● **What needs to be done**
Output nothing but the number of lines that include the word "Стадии".

--- START ---

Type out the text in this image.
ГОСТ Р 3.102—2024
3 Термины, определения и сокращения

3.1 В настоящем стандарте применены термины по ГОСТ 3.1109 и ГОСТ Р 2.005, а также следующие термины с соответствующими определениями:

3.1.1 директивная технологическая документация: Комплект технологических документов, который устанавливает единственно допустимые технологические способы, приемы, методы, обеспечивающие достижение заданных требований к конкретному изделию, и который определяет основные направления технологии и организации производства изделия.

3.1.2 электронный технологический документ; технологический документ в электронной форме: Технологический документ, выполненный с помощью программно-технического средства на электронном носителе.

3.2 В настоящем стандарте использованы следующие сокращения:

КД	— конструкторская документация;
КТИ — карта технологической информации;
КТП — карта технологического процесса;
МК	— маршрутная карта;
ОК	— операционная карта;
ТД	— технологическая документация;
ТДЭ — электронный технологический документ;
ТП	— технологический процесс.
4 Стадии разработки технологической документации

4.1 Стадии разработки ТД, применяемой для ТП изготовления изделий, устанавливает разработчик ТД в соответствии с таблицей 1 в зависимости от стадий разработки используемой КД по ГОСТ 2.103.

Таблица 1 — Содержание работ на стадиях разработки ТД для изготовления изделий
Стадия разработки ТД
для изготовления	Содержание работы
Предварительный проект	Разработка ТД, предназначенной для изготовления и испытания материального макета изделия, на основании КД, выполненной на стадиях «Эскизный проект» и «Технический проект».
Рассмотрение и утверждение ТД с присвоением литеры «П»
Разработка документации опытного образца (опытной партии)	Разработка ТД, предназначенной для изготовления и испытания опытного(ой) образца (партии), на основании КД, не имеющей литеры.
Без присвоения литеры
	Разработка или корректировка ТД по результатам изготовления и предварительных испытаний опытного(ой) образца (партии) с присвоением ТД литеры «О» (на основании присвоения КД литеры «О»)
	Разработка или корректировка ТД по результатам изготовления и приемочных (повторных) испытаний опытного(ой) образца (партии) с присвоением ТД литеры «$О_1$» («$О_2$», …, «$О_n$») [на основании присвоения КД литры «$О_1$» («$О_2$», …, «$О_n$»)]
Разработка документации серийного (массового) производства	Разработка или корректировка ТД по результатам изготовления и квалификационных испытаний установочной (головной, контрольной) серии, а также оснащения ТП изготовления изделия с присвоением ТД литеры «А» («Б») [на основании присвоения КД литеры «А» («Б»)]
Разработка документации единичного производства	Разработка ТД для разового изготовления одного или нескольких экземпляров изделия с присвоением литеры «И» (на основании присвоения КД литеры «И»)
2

--- END ---

● **Solution**
2